WHAT THE TASK ASKS - Repeat all entries exactly.

EXCERPTED RECORDS -
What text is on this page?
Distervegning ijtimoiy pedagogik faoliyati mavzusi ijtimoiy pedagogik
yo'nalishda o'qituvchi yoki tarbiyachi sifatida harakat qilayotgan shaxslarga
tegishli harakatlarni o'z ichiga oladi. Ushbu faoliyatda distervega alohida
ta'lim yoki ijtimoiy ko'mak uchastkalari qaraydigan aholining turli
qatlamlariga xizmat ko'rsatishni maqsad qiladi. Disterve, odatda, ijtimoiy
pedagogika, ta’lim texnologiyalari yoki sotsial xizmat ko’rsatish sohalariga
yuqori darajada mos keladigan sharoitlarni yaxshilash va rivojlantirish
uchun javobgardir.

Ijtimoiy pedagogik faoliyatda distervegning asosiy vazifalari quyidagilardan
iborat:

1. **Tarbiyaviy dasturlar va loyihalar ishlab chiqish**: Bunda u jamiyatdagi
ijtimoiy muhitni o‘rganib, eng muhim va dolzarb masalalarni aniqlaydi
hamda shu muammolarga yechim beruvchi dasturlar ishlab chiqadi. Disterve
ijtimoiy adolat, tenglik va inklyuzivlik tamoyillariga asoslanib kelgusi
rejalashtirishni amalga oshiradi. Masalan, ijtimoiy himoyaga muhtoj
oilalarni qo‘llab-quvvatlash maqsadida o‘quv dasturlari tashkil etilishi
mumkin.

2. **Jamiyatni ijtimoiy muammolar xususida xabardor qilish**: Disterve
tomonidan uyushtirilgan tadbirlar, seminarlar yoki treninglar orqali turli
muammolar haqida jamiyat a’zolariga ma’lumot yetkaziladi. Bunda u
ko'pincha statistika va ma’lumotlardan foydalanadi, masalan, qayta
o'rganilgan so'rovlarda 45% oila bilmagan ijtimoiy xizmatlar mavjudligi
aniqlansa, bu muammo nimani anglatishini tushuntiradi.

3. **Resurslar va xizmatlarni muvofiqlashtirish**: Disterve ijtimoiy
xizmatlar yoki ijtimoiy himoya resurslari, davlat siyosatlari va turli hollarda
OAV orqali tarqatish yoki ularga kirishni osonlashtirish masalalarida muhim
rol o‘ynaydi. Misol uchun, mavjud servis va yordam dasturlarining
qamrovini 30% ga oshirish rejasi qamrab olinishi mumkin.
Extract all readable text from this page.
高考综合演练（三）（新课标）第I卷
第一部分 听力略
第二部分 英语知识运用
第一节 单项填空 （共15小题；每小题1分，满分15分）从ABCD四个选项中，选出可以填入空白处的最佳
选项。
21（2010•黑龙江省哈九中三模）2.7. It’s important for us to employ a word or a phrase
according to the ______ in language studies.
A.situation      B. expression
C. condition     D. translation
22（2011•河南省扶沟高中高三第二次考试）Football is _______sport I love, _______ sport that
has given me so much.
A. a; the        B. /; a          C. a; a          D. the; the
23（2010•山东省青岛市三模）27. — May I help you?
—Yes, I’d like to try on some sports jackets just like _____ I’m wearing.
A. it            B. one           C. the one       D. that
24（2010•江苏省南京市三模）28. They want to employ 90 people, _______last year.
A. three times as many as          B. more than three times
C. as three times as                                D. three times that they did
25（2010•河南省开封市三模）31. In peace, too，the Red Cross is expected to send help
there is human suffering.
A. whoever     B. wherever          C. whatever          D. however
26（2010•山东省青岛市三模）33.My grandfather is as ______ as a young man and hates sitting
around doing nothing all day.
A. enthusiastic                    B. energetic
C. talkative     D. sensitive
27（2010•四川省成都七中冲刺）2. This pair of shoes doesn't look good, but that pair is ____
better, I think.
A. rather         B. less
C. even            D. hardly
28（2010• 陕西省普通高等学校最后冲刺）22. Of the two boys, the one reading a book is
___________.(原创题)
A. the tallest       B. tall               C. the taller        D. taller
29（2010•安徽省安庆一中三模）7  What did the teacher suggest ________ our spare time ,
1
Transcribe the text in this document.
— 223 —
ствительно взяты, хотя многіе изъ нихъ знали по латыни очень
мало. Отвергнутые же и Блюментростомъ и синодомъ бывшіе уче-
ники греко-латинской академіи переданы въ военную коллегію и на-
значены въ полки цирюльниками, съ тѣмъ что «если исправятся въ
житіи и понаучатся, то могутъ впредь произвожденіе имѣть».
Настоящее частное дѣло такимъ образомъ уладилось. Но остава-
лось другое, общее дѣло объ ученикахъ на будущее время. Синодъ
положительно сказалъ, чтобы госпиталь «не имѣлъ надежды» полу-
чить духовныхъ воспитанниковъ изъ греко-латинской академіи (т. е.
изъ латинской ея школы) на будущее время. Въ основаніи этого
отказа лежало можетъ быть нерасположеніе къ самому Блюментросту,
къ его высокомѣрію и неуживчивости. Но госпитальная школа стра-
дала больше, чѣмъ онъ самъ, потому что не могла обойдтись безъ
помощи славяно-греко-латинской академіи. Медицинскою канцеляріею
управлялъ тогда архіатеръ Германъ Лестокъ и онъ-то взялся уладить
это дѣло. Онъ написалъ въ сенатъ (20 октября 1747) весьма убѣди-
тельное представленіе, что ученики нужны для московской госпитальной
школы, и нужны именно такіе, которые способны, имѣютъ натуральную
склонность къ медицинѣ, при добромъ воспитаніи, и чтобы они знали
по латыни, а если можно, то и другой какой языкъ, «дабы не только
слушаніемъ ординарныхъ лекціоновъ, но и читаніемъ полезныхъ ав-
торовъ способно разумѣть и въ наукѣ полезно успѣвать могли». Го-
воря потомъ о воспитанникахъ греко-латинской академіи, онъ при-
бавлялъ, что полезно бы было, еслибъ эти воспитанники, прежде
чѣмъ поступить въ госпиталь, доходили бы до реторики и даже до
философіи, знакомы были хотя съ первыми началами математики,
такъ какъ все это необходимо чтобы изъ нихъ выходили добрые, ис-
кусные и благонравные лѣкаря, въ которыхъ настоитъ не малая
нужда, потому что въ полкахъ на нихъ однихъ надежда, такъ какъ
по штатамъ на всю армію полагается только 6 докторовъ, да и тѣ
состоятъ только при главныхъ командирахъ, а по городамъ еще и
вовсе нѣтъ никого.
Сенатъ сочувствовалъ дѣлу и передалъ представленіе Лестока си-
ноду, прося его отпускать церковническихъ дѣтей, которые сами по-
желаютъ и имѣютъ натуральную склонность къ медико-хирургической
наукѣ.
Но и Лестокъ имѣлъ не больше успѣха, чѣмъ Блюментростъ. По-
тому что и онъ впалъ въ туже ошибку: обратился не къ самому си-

CORRECT OUTPUT -
What text is on this page?
Distervegning ijtimoiy pedagogik faoliyati mavzusi ijtimoiy pedagogik
yo'nalishda o'qituvchi yoki tarbiyachi sifatida harakat qilayotgan shaxslarga
tegishli harakatlarni o'z ichiga oladi. Ushbu faoliyatda distervega alohida
ta'lim yoki ijtimoiy ko'mak uchastkalari qaraydigan aholining turli
qatlamlariga xizmat ko'rsatishni maqsad qiladi. Disterve, odatda, ijtimoiy
pedagogika, ta’lim texnologiyalari yoki sotsial xizmat ko’rsatish sohalariga
yuqori darajada mos keladigan sharoitlarni yaxshilash va rivojlantirish
uchun javobgardir.

Ijtimoiy pedagogik faoliyatda distervegning asosiy vazifalari quyidagilardan
iborat:

1. **Tarbiyaviy dasturlar va loyihalar ishlab chiqish**: Bunda u jamiyatdagi
ijtimoiy muhitni o‘rganib, eng muhim va dolzarb masalalarni aniqlaydi
hamda shu muammolarga yechim beruvchi dasturlar ishlab chiqadi. Disterve
ijtimoiy adolat, tenglik va inklyuzivlik tamoyillariga asoslanib kelgusi
rejalashtirishni amalga oshiradi. Masalan, ijtimoiy himoyaga muhtoj
oilalarni qo‘llab-quvvatlash maqsadida o‘quv dasturlari tashkil etilishi
mumkin.

2. **Jamiyatni ijtimoiy muammolar xususida xabardor qilish**: Disterve
tomonidan uyushtirilgan tadbirlar, seminarlar yoki treninglar orqali turli
muammolar haqida jamiyat a’zolariga ma’lumot yetkaziladi. Bunda u
ko'pincha statistika va ma’lumotlardan foydalanadi, masalan, qayta
o'rganilgan so'rovlarda 45% oila bilmagan ijtimoiy xizmatlar mavjudligi
aniqlansa, bu muammo nimani anglatishini tushuntiradi.

3. **Resurslar va xizmatlarni muvofiqlashtirish**: Disterve ijtimoiy
xizmatlar yoki ijtimoiy himoya resurslari, davlat siyosatlari va turli hollarda
OAV orqali tarqatish yoki ularga kirishni osonlashtirish masalalarida muhim
rol o‘ynaydi. Misol uchun, mavjud servis va yordam dasturlarining
qamrovini 30% ga oshirish rejasi qamrab olinishi mumkin.
Extract all readable text from this page.
高考综合演练（三）（新课标）第I卷
第一部分 听力略
第二部分 英语知识运用
第一节 单项填空 （共15小题；每小题1分，满分15分）从ABCD四个选项中，选出可以填入空白处的最佳
选项。
21（2010•黑龙江省哈九中三模）2.7. It’s important for us to employ a word or a phrase
according to the ______ in language studies.
A.situation      B. expression
C. condition     D. translation
22（2011•河南省扶沟高中高三第二次考试）Football is _______sport I love, _______ sport that
has given me so much.
A. a; the        B. /; a          C. a; a          D. the; the
23（2010•山东省青岛市三模）27. — May I help you?
—Yes, I’d like to try on some sports jackets just like _____ I’m wearing.
A. it            B. one           C. the one       D. that
24（2010•江苏省南京市三模）28. They want to employ 90 people, _______last year.
A. three times as many as          B. more than three times
C. as three times as                                D. three times that they did
25（2010•河南省开封市三模）31. In peace, too，the Red Cross is expected to send help
there is human suffering.
A. whoever     B. wherever          C. whatever          D. however
26（2010•山东省青岛市三模）33.My grandfather is as ______ as a young man and hates sitting
around doing nothing all day.
A. enthusiastic                    B. energetic
C. talkative     D. sensitive
27（2010•四川省成都七中冲刺）2. This pair of shoes doesn't look good, but that pair is ____
better, I think.
A. rather         B. less
C. even            D. hardly
28（2010• 陕西省普通高等学校最后冲刺）22. Of the two boys, the one reading a book is
___________.(原创题)
A. the tallest       B. tall               C. the taller        D. taller
29（2010•安徽省安庆一中三模）7  What did the teacher suggest ________ our spare time ,
1
Transcribe the text in this document.
— 223 —
ствительно взяты, хотя многіе изъ нихъ знали по латыни очень
мало. Отвергнутые же и Блюментростомъ и синодомъ бывшіе уче-
ники греко-латинской академіи переданы въ военную коллегію и на-
значены въ полки цирюльниками, съ тѣмъ что «если исправятся въ
житіи и понаучатся, то могутъ впредь произвожденіе имѣть».
Настоящее частное дѣло такимъ образомъ уладилось. Но остава-
лось другое, общее дѣло объ ученикахъ на будущее время. Синодъ
положительно сказалъ, чтобы госпиталь «не имѣлъ надежды» полу-
чить духовныхъ воспитанниковъ изъ греко-латинской академіи (т. е.
изъ латинской ея школы) на будущее время. Въ основаніи этого
отказа лежало можетъ быть нерасположеніе къ самому Блюментросту,
къ его высокомѣрію и неуживчивости. Но госпитальная школа стра-
дала больше, чѣмъ онъ самъ, потому что не могла обойдтись безъ
помощи славяно-греко-латинской академіи. Медицинскою канцеляріею
управлялъ тогда архіатеръ Германъ Лестокъ и онъ-то взялся уладить
это дѣло. Онъ написалъ въ сенатъ (20 октября 1747) весьма убѣди-
тельное представленіе, что ученики нужны для московской госпитальной
школы, и нужны именно такіе, которые способны, имѣютъ натуральную
склонность къ медицинѣ, при добромъ воспитаніи, и чтобы они знали
по латыни, а если можно, то и другой какой языкъ, «дабы не только
слушаніемъ ординарныхъ лекціоновъ, но и читаніемъ полезныхъ ав-
торовъ способно разумѣть и въ наукѣ полезно успѣвать могли». Го-
воря потомъ о воспитанникахъ греко-латинской академіи, онъ при-
бавлялъ, что полезно бы было, еслибъ эти воспитанники, прежде
чѣмъ поступить въ госпиталь, доходили бы до реторики и даже до
философіи, знакомы были хотя съ первыми началами математики,
такъ какъ все это необходимо чтобы изъ нихъ выходили добрые, ис-
кусные и благонравные лѣкаря, въ которыхъ настоитъ не малая
нужда, потому что въ полкахъ на нихъ однихъ надежда, такъ какъ
по штатамъ на всю армію полагается только 6 докторовъ, да и тѣ
состоятъ только при главныхъ командирахъ, а по городамъ еще и
вовсе нѣтъ никого.
Сенатъ сочувствовалъ дѣлу и передалъ представленіе Лестока си-
ноду, прося его отпускать церковническихъ дѣтей, которые сами по-
желаютъ и имѣютъ натуральную склонность къ медико-хирургической
наукѣ.
Но и Лестокъ имѣлъ не больше успѣха, чѣмъ Блюментростъ. По-
тому что и онъ впалъ въ туже ошибку: обратился не къ самому си-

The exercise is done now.